§ Written instruction: Each line from the line holding "Read all visible content and emit it as JSON." through the last line should be written out exactly, with nothing else and no images.
-------- Input rows --------
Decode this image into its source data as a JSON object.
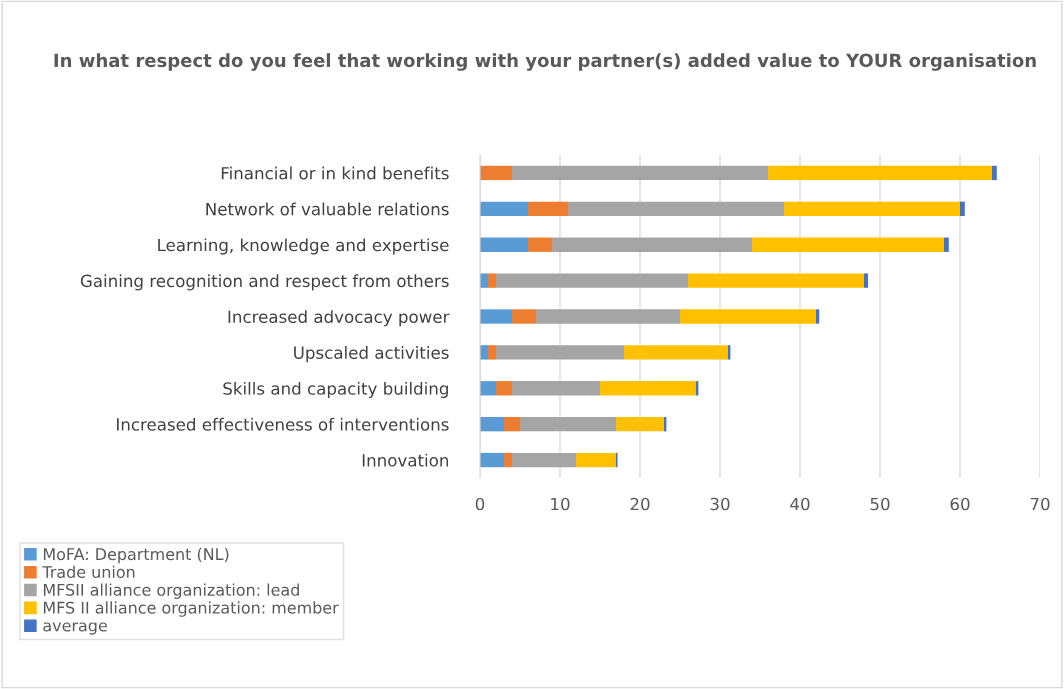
{
  "chart_data": {
    "type": "bar",
    "orientation": "horizontal",
    "stacked": true,
    "title": "In what respect do you feel that working with your partner(s) added value to YOUR organisation",
    "categories": [
      "Financial or in kind benefits",
      "Network of valuable relations",
      "Learning, knowledge and expertise",
      "Gaining recognition and respect from others",
      "Increased advocacy power",
      "Upscaled activities",
      "Skills and capacity building",
      "Increased effectiveness of interventions",
      "Innovation"
    ],
    "series": [
      {
        "name": "MoFA: Department (NL)",
        "color": "#5b9bd5",
        "values": [
          0,
          6,
          6,
          1,
          4,
          1,
          2,
          3,
          3
        ]
      },
      {
        "name": "Trade union",
        "color": "#ed7d31",
        "values": [
          4,
          5,
          3,
          1,
          3,
          1,
          2,
          2,
          1
        ]
      },
      {
        "name": "MFSII alliance organization: lead",
        "color": "#a5a5a5",
        "values": [
          32,
          27,
          25,
          24,
          18,
          16,
          11,
          12,
          8
        ]
      },
      {
        "name": "MFS II alliance organization: member",
        "color": "#ffc000",
        "values": [
          28,
          22,
          24,
          22,
          17,
          13,
          12,
          6,
          5
        ]
      },
      {
        "name": "average",
        "color": "#4472c4",
        "values": [
          0.6,
          0.6,
          0.6,
          0.5,
          0.4,
          0.3,
          0.3,
          0.3,
          0.2
        ]
      }
    ],
    "xlim": [
      0,
      70
    ],
    "xticks": [
      0,
      10,
      20,
      30,
      40,
      50,
      60,
      70
    ],
    "grid": "x",
    "legend": "bottom left"
  }
}
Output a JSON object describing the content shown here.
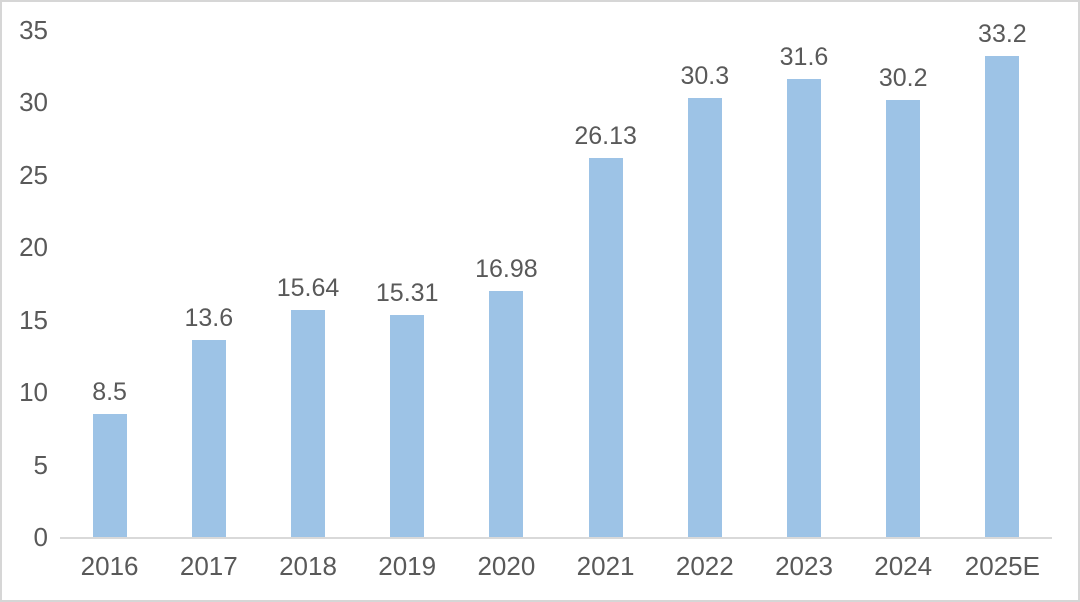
{
  "chart_data": {
    "type": "bar",
    "title": "",
    "xlabel": "",
    "ylabel": "",
    "categories": [
      "2016",
      "2017",
      "2018",
      "2019",
      "2020",
      "2021",
      "2022",
      "2023",
      "2024",
      "2025E"
    ],
    "values": [
      8.5,
      13.6,
      15.64,
      15.31,
      16.98,
      26.13,
      30.3,
      31.6,
      30.2,
      33.2
    ],
    "data_labels": [
      "8.5",
      "13.6",
      "15.64",
      "15.31",
      "16.98",
      "26.13",
      "30.3",
      "31.6",
      "30.2",
      "33.2"
    ],
    "ylim": [
      0,
      35
    ],
    "yticks": [
      0,
      5,
      10,
      15,
      20,
      25,
      30,
      35
    ],
    "grid": false,
    "legend": false,
    "colors": {
      "bar_fill": "#9DC3E6",
      "axis_line": "#D9D9D9",
      "tick_text": "#595959",
      "label_text": "#595959",
      "card_border": "#D6D6D6",
      "background": "#FFFFFF"
    }
  }
}
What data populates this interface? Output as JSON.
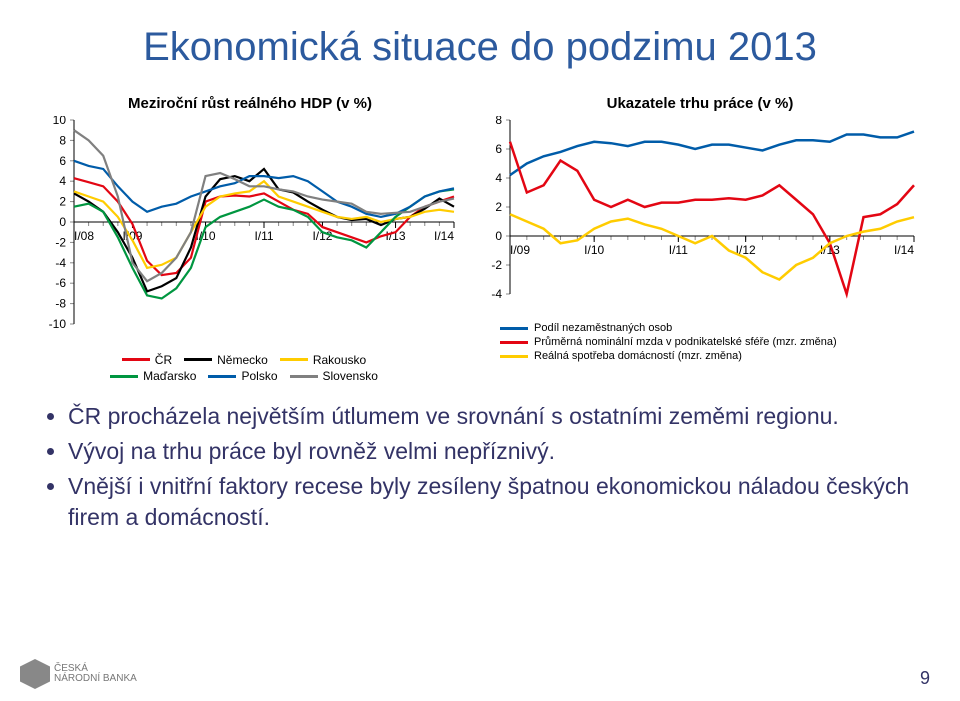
{
  "title": "Ekonomická situace do podzimu 2013",
  "left_chart": {
    "type": "line",
    "title": "Meziroční růst reálného HDP (v %)",
    "xlabels": [
      "I/08",
      "I/09",
      "I/10",
      "I/11",
      "I/12",
      "I/13",
      "I/14"
    ],
    "ylim": [
      -10,
      10
    ],
    "ytick_step": 2,
    "yticks": [
      10,
      8,
      6,
      4,
      2,
      0,
      -2,
      -4,
      -6,
      -8,
      -10
    ],
    "background_color": "#ffffff",
    "axis_color": "#000000",
    "tick_color": "#888888",
    "series": [
      {
        "name": "ČR",
        "color": "#e30613",
        "width": 2.2,
        "values": [
          4.3,
          3.9,
          3.5,
          2.0,
          -0.2,
          -3.8,
          -5.2,
          -5.0,
          -3.5,
          2.0,
          2.5,
          2.6,
          2.5,
          2.8,
          2.0,
          1.2,
          0.8,
          -0.5,
          -1.0,
          -1.5,
          -2.0,
          -1.4,
          -1.0,
          0.5,
          1.5,
          2.0,
          2.5
        ]
      },
      {
        "name": "Německo",
        "color": "#000000",
        "width": 2.2,
        "values": [
          2.8,
          2.0,
          1.0,
          -1.0,
          -3.5,
          -6.8,
          -6.3,
          -5.5,
          -2.5,
          2.5,
          4.2,
          4.5,
          4.0,
          5.2,
          3.2,
          2.9,
          2.0,
          1.2,
          0.5,
          0.2,
          0.3,
          -0.3,
          0.3,
          0.5,
          1.3,
          2.3,
          1.5
        ]
      },
      {
        "name": "Rakousko",
        "color": "#ffcc00",
        "width": 2.2,
        "values": [
          3.0,
          2.5,
          2.0,
          0.5,
          -1.8,
          -4.5,
          -4.2,
          -3.5,
          -1.0,
          1.5,
          2.5,
          2.8,
          3.0,
          4.0,
          2.5,
          2.0,
          1.5,
          1.0,
          0.5,
          0.3,
          0.5,
          0.0,
          0.3,
          0.5,
          1.0,
          1.2,
          1.0
        ]
      },
      {
        "name": "Maďarsko",
        "color": "#009640",
        "width": 2.2,
        "values": [
          1.5,
          1.8,
          1.0,
          -1.5,
          -4.5,
          -7.2,
          -7.5,
          -6.5,
          -4.5,
          -0.5,
          0.5,
          1.0,
          1.5,
          2.2,
          1.5,
          1.2,
          0.5,
          -1.0,
          -1.5,
          -1.8,
          -2.5,
          -1.0,
          0.5,
          1.5,
          2.5,
          3.0,
          3.2
        ]
      },
      {
        "name": "Polsko",
        "color": "#005ca9",
        "width": 2.2,
        "values": [
          6.0,
          5.5,
          5.2,
          3.5,
          2.0,
          1.0,
          1.5,
          1.8,
          2.5,
          3.0,
          3.5,
          3.8,
          4.5,
          4.5,
          4.3,
          4.5,
          4.0,
          3.0,
          2.0,
          1.5,
          0.8,
          0.5,
          0.8,
          1.5,
          2.5,
          3.0,
          3.3
        ]
      },
      {
        "name": "Slovensko",
        "color": "#808080",
        "width": 2.2,
        "values": [
          9.0,
          8.0,
          6.5,
          2.5,
          -4.0,
          -5.8,
          -5.0,
          -3.5,
          -1.0,
          4.5,
          4.8,
          4.2,
          3.5,
          3.5,
          3.2,
          3.0,
          2.5,
          2.2,
          2.0,
          1.8,
          1.0,
          0.8,
          0.9,
          1.0,
          1.5,
          2.0,
          2.3
        ]
      }
    ],
    "legend_rows": [
      [
        {
          "label": "ČR",
          "color": "#e30613"
        },
        {
          "label": "Německo",
          "color": "#000000"
        },
        {
          "label": "Rakousko",
          "color": "#ffcc00"
        }
      ],
      [
        {
          "label": "Maďarsko",
          "color": "#009640"
        },
        {
          "label": "Polsko",
          "color": "#005ca9"
        },
        {
          "label": "Slovensko",
          "color": "#808080"
        }
      ]
    ]
  },
  "right_chart": {
    "type": "line",
    "title": "Ukazatele trhu práce (v %)",
    "xlabels": [
      "I/09",
      "I/10",
      "I/11",
      "I/12",
      "I/13",
      "I/14"
    ],
    "ylim": [
      -4,
      8
    ],
    "ytick_step": 2,
    "yticks": [
      8,
      6,
      4,
      2,
      0,
      -2,
      -4
    ],
    "background_color": "#ffffff",
    "axis_color": "#000000",
    "tick_color": "#888888",
    "series": [
      {
        "name": "unemployment",
        "label": "Podíl nezaměstnaných osob",
        "color": "#005ca9",
        "width": 2.5,
        "values": [
          4.2,
          5.0,
          5.5,
          5.8,
          6.2,
          6.5,
          6.4,
          6.2,
          6.5,
          6.5,
          6.3,
          6.0,
          6.3,
          6.3,
          6.1,
          5.9,
          6.3,
          6.6,
          6.6,
          6.5,
          7.0,
          7.0,
          6.8,
          6.8,
          7.2
        ]
      },
      {
        "name": "wage",
        "label": "Průměrná nominální mzda v podnikatelské sféře (mzr. změna)",
        "color": "#e30613",
        "width": 2.5,
        "values": [
          6.5,
          3.0,
          3.5,
          5.2,
          4.5,
          2.5,
          2.0,
          2.5,
          2.0,
          2.3,
          2.3,
          2.5,
          2.5,
          2.6,
          2.5,
          2.8,
          3.5,
          2.5,
          1.5,
          -0.5,
          -4.0,
          1.3,
          1.5,
          2.2,
          3.5
        ]
      },
      {
        "name": "consumption",
        "label": "Reálná spotřeba domácností (mzr. změna)",
        "color": "#ffcc00",
        "width": 2.5,
        "values": [
          1.5,
          1.0,
          0.5,
          -0.5,
          -0.3,
          0.5,
          1.0,
          1.2,
          0.8,
          0.5,
          0.0,
          -0.5,
          0.0,
          -1.0,
          -1.5,
          -2.5,
          -3.0,
          -2.0,
          -1.5,
          -0.5,
          0.0,
          0.3,
          0.5,
          1.0,
          1.3
        ]
      }
    ]
  },
  "bullets": [
    "ČR procházela největším útlumem ve srovnání s ostatními zeměmi regionu.",
    "Vývoj na trhu práce byl rovněž velmi nepříznivý.",
    "Vnější i vnitřní faktory recese byly zesíleny špatnou ekonomickou náladou českých firem a domácností."
  ],
  "logo_text_top": "ČESKÁ",
  "logo_text_bottom": "NÁRODNÍ BANKA",
  "page_number": "9"
}
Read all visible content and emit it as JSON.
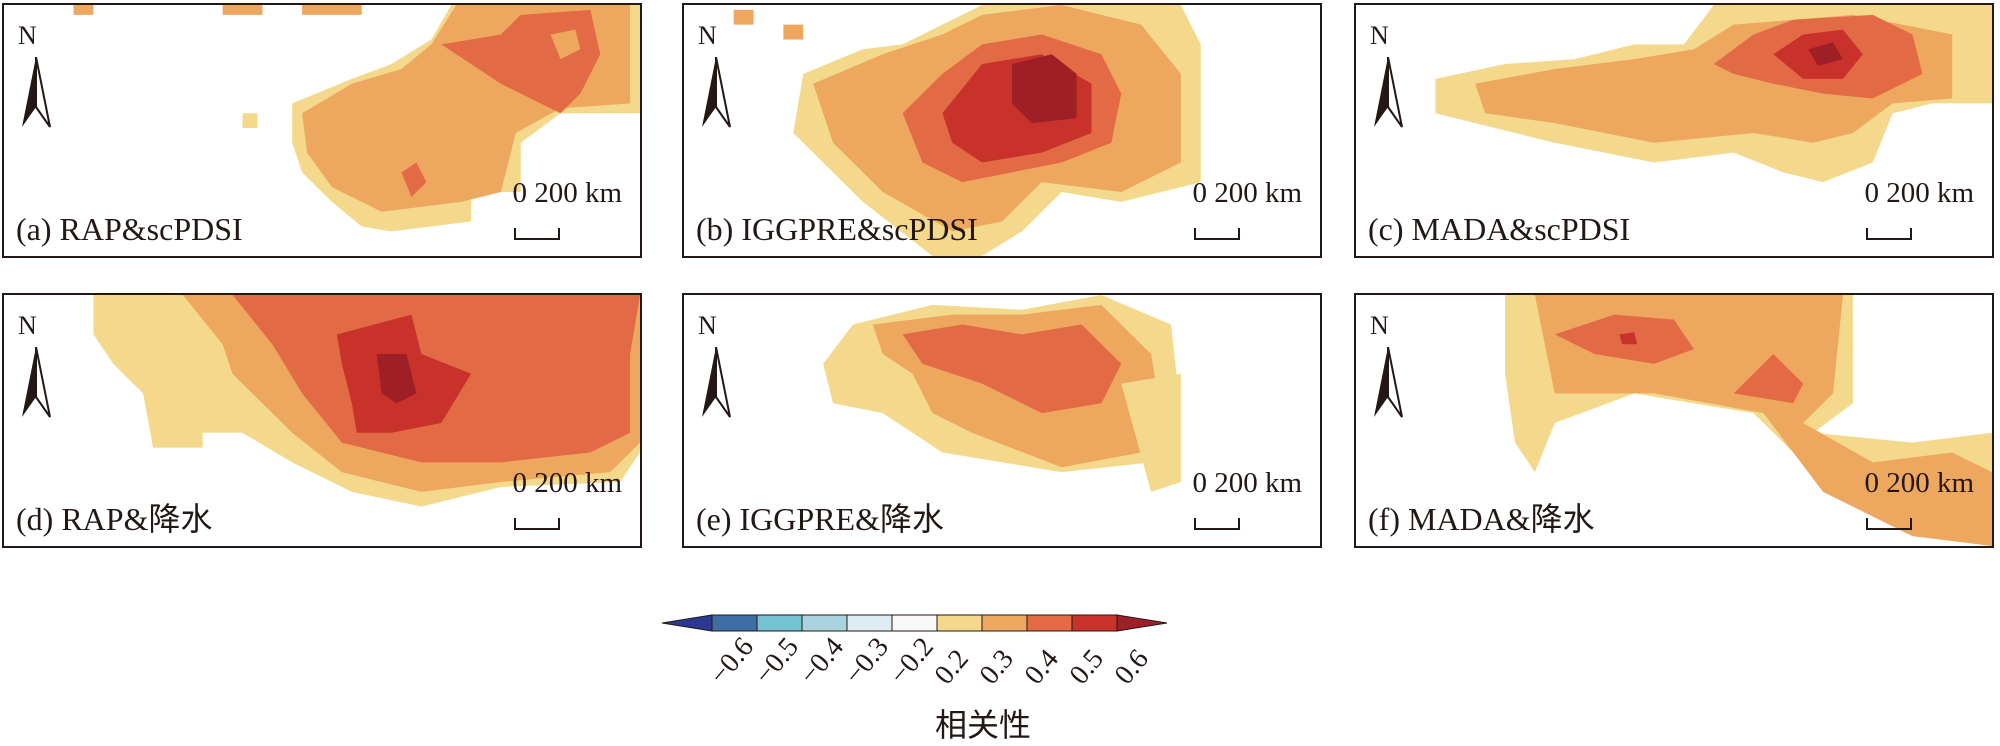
{
  "panels": [
    {
      "label": "(a) RAP&scPDSI",
      "scale": "0 200 km",
      "north": "N"
    },
    {
      "label": "(b) IGGPRE&scPDSI",
      "scale": "0 200 km",
      "north": "N"
    },
    {
      "label": "(c) MADA&scPDSI",
      "scale": "0 200 km",
      "north": "N"
    },
    {
      "label": "(d) RAP&降水",
      "scale": "0 200 km",
      "north": "N"
    },
    {
      "label": "(e) IGGPRE&降水",
      "scale": "0 200 km",
      "north": "N"
    },
    {
      "label": "(f) MADA&降水",
      "scale": "0 200 km",
      "north": "N"
    }
  ],
  "colorbar": {
    "title": "相关性",
    "ticks": [
      "−0.6",
      "−0.5",
      "−0.4",
      "−0.3",
      "−0.2",
      "0.2",
      "0.3",
      "0.4",
      "0.5",
      "0.6"
    ],
    "colors": [
      "#2b3990",
      "#3f6ea5",
      "#74c3d0",
      "#a8d3df",
      "#dcedf3",
      "#f8f8f8",
      "#f4d88b",
      "#eea75e",
      "#e26a45",
      "#c8322b",
      "#9e1f26"
    ]
  }
}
--------
§ Written answer:
Read all visible content and emit it as JSON.
{
  "panels": [
    {
      "label": "(a) RAP&scPDSI",
      "scale": "0 200 km",
      "north": "N"
    },
    {
      "label": "(b) IGGPRE&scPDSI",
      "scale": "0 200 km",
      "north": "N"
    },
    {
      "label": "(c) MADA&scPDSI",
      "scale": "0 200 km",
      "north": "N"
    },
    {
      "label": "(d) RAP&降水",
      "scale": "0 200 km",
      "north": "N"
    },
    {
      "label": "(e) IGGPRE&降水",
      "scale": "0 200 km",
      "north": "N"
    },
    {
      "label": "(f) MADA&降水",
      "scale": "0 200 km",
      "north": "N"
    }
  ],
  "colorbar": {
    "title": "相关性",
    "ticks": [
      "−0.6",
      "−0.5",
      "−0.4",
      "−0.3",
      "−0.2",
      "0.2",
      "0.3",
      "0.4",
      "0.5",
      "0.6"
    ],
    "colors": [
      "#2b3990",
      "#3f6ea5",
      "#74c3d0",
      "#a8d3df",
      "#dcedf3",
      "#f8f8f8",
      "#f4d88b",
      "#eea75e",
      "#e26a45",
      "#c8322b",
      "#9e1f26"
    ]
  }
}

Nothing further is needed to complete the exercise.